Collect all the lines that mention the word "across".

[Begin]

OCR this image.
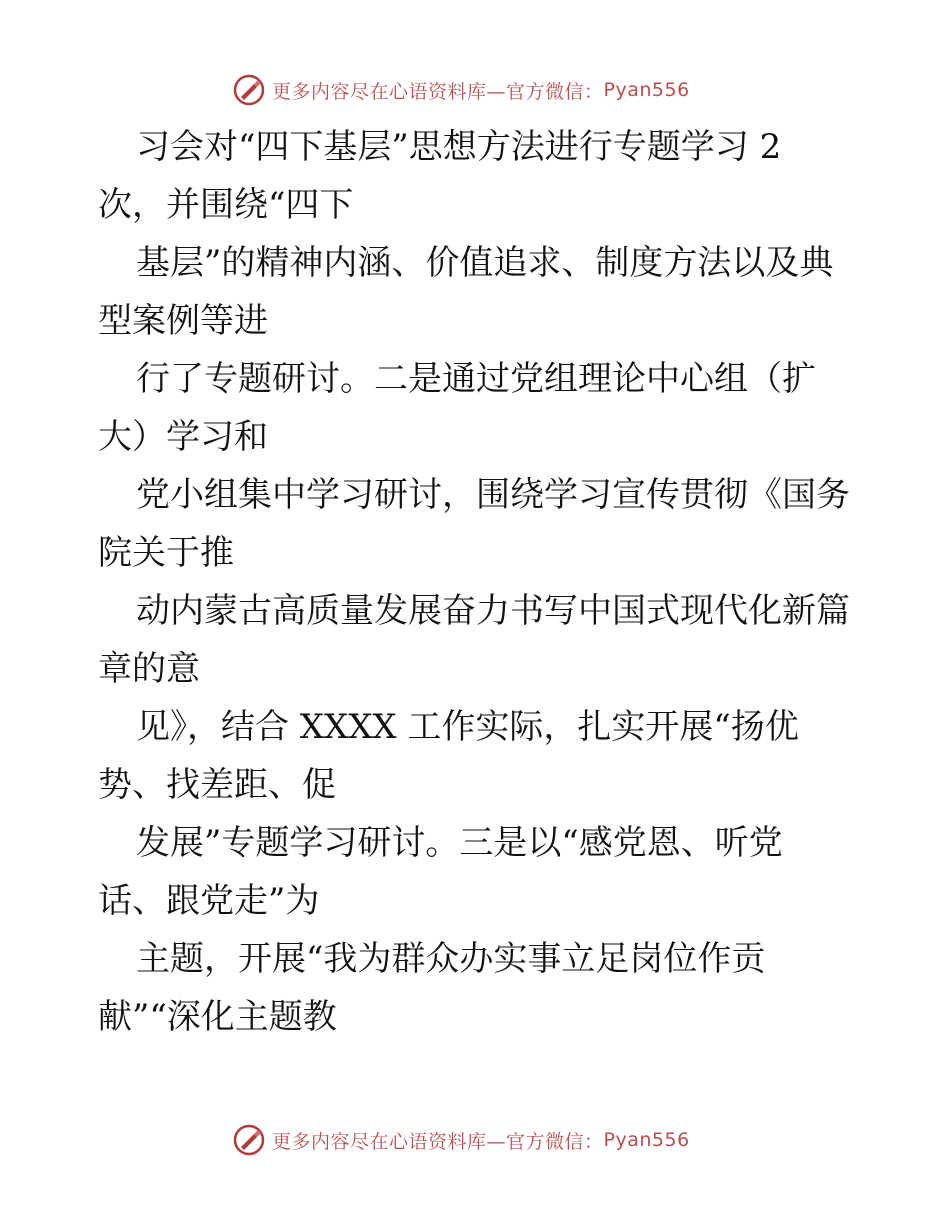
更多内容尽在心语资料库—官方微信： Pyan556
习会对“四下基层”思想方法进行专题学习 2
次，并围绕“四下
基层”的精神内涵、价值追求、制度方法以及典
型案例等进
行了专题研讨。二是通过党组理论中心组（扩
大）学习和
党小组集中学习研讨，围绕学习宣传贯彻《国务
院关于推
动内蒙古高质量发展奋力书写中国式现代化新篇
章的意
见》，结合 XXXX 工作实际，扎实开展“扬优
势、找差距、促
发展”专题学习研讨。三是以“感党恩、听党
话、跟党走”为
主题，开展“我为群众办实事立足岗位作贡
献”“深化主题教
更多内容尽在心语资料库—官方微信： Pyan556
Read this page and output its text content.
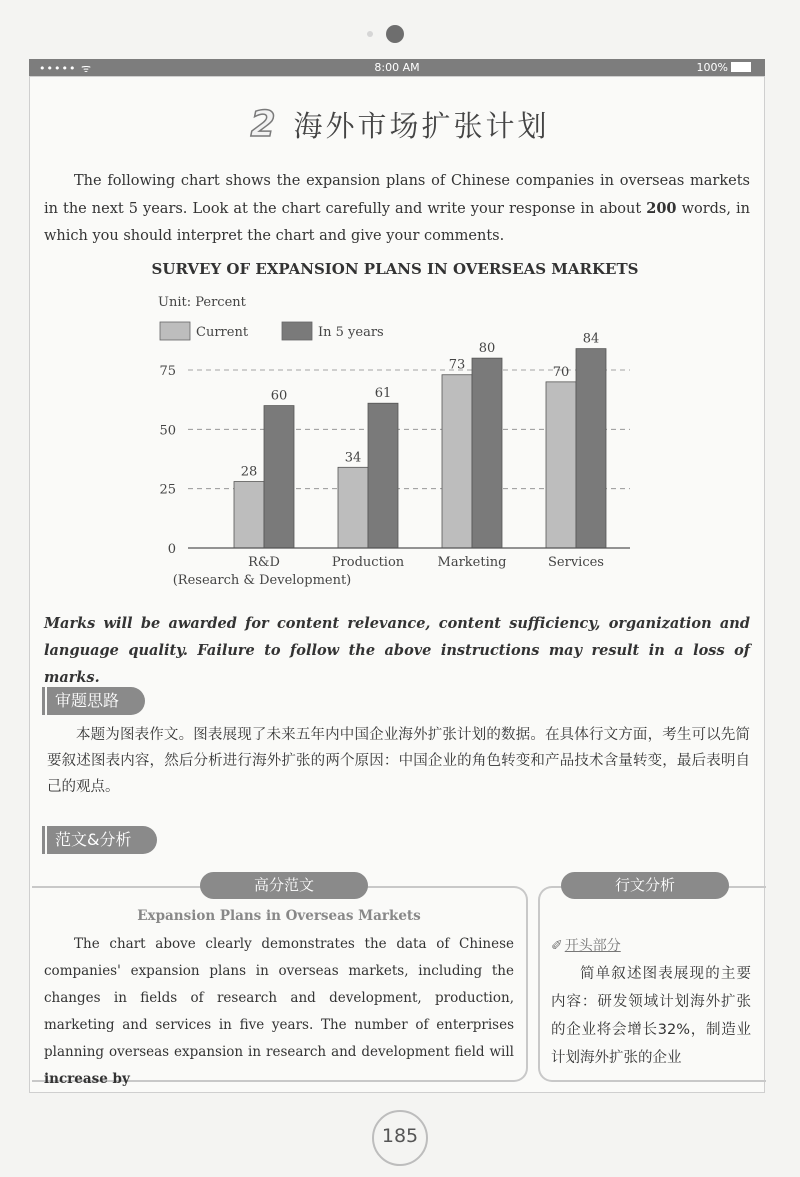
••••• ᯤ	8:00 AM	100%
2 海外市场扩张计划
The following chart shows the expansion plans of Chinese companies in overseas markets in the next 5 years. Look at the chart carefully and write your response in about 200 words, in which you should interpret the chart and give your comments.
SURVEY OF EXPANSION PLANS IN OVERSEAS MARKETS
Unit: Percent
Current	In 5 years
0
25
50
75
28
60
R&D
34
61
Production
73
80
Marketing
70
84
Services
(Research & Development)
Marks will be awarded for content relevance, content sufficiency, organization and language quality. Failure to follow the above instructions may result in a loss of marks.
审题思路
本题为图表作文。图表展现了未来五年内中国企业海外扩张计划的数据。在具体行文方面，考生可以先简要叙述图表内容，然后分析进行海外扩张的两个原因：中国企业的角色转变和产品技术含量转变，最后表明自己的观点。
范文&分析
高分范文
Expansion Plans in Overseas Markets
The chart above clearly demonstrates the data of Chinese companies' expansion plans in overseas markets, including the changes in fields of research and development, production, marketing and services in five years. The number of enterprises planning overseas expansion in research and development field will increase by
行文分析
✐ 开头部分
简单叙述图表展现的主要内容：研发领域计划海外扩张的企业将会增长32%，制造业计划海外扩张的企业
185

[End]
[Begin]

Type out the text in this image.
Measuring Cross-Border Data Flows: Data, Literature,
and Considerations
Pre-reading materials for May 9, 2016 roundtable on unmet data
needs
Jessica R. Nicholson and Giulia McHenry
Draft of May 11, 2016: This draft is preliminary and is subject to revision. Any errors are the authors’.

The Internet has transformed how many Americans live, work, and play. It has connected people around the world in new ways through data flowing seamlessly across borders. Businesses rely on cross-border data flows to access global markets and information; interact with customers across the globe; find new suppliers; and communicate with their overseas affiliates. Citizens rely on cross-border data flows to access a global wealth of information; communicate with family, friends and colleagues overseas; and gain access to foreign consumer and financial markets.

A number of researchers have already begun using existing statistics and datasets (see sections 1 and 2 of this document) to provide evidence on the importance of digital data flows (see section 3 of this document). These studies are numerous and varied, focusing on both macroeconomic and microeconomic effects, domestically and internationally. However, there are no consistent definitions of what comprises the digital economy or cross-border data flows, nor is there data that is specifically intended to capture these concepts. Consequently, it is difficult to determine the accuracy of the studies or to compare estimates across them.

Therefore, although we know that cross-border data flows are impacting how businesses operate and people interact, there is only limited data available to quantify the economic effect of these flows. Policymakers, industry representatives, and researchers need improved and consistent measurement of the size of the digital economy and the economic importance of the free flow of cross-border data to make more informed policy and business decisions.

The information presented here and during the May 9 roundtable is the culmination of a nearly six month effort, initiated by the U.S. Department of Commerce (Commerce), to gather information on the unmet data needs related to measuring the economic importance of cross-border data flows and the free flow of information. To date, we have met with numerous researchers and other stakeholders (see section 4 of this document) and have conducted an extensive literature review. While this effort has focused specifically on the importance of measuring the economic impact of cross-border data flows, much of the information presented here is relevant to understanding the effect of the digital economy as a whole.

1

[End]
[Begin]

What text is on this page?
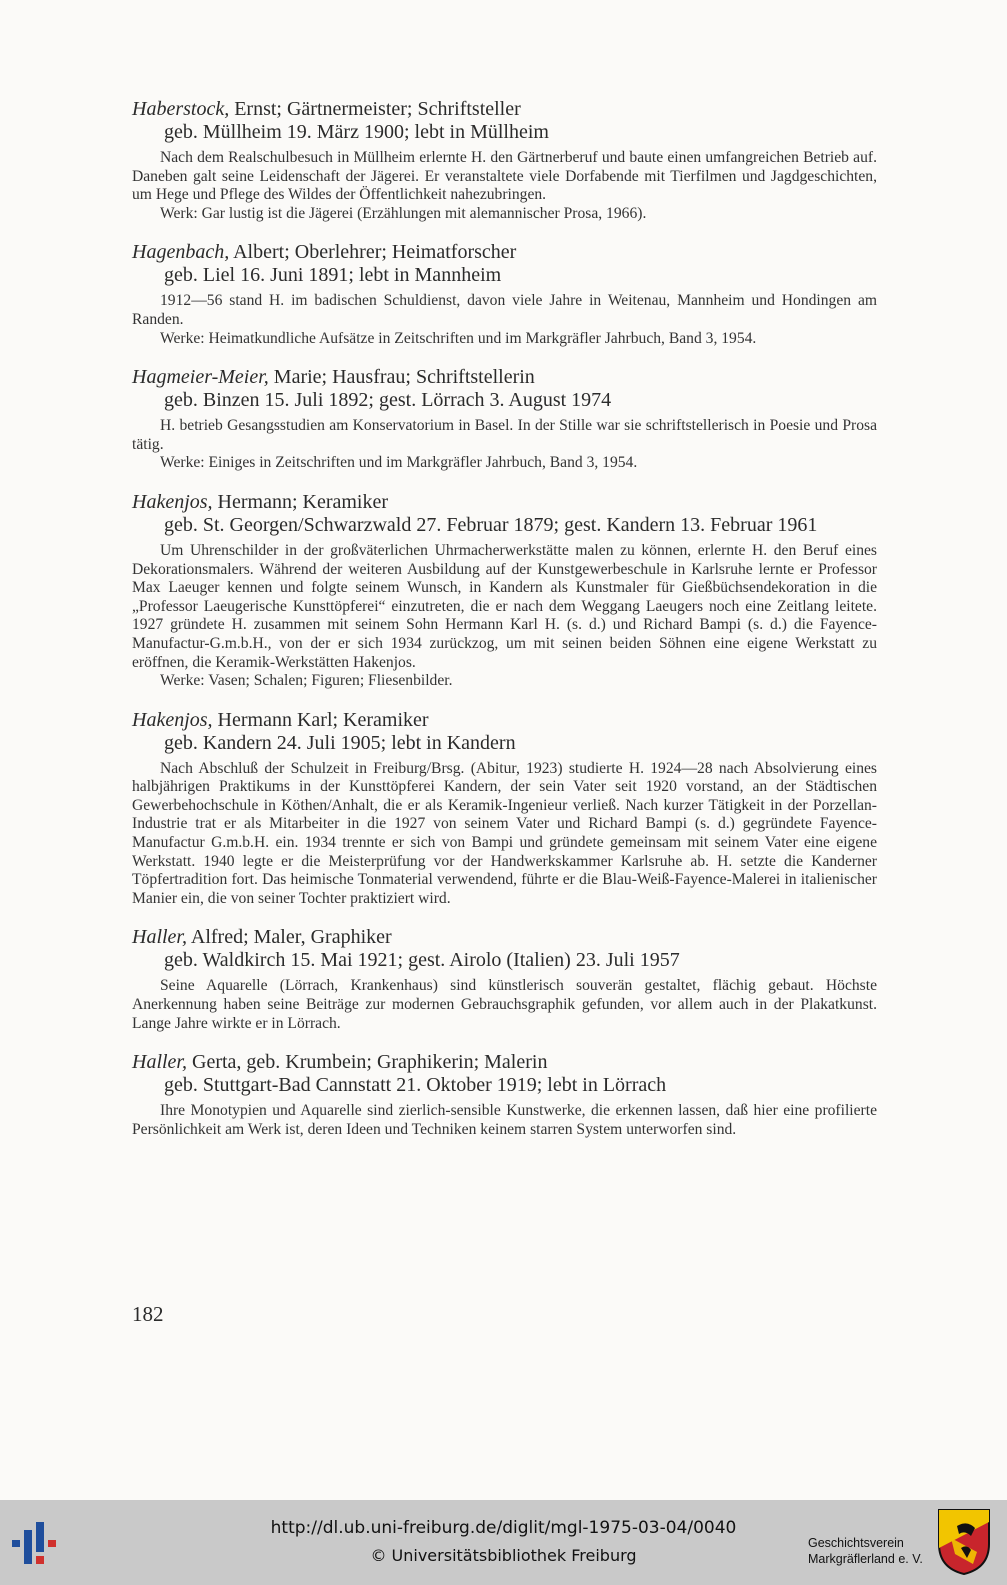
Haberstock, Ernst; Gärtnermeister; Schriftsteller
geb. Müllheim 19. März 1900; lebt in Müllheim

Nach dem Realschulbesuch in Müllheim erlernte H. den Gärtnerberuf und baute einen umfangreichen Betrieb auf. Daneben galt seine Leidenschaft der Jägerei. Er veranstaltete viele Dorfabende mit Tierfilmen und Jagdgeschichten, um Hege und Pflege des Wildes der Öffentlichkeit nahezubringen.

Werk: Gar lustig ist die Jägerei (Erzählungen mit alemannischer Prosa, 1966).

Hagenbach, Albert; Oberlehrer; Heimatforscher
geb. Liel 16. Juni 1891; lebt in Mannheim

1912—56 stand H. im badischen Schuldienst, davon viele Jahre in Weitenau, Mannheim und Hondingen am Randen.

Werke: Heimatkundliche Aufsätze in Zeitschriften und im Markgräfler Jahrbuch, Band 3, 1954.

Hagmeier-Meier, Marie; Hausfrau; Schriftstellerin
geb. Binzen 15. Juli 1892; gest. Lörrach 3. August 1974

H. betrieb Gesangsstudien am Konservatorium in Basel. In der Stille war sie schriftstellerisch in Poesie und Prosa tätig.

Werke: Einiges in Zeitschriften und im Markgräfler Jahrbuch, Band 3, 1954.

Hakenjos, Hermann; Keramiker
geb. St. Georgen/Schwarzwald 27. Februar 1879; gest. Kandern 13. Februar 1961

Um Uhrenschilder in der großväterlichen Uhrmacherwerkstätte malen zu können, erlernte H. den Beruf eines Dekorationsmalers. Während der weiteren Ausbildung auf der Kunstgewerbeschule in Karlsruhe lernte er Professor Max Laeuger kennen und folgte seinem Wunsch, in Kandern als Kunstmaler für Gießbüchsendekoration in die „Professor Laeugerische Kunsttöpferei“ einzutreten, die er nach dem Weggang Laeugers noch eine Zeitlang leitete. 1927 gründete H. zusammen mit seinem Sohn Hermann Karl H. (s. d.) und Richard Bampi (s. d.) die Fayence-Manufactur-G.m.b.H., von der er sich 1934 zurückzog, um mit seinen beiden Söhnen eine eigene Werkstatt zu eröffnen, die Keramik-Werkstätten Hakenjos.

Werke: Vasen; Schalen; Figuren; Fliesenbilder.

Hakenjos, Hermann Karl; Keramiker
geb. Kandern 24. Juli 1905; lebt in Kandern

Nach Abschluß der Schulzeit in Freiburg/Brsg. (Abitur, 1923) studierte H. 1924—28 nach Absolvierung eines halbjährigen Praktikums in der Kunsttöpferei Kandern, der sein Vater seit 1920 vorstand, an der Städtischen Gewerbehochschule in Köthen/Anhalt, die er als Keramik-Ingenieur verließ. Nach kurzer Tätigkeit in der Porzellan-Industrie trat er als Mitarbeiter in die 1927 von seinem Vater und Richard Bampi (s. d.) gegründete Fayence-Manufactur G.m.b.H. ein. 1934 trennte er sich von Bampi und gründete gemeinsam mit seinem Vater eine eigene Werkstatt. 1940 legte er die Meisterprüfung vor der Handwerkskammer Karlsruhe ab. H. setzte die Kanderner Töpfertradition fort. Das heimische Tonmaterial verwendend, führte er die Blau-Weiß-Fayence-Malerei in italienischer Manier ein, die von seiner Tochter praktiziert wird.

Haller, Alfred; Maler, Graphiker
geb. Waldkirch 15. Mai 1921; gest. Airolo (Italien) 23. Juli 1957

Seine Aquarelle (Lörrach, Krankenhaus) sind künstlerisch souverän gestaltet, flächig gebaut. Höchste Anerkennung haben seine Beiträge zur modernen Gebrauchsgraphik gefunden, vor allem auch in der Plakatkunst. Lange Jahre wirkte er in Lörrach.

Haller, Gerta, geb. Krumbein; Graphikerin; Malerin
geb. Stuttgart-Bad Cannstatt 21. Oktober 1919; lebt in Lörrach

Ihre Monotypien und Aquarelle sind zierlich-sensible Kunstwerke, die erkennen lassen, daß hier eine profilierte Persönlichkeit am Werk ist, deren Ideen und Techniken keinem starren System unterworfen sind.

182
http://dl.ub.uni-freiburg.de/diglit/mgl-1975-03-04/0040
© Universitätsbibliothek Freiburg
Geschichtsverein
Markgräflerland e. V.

[End]

_Answer for the task_.
The Internet has transformed how many Americans live, work, and play. It has connected people around the world in new ways through data flowing seamlessly across borders. Businesses rely on cross-border data flows to access global markets and information; interact with customers across the globe; find new suppliers; and communicate with their overseas affiliates. Citizens rely on cross-border data flows to access a global wealth of information; communicate with family, friends and colleagues overseas; and gain access to foreign consumer and financial markets.
A number of researchers have already begun using existing statistics and datasets (see sections 1 and 2 of this document) to provide evidence on the importance of digital data flows (see section 3 of this document). These studies are numerous and varied, focusing on both macroeconomic and microeconomic effects, domestically and internationally. However, there are no consistent definitions of what comprises the digital economy or cross-border data flows, nor is there data that is specifically intended to capture these concepts. Consequently, it is difficult to determine the accuracy of the studies or to compare estimates across them.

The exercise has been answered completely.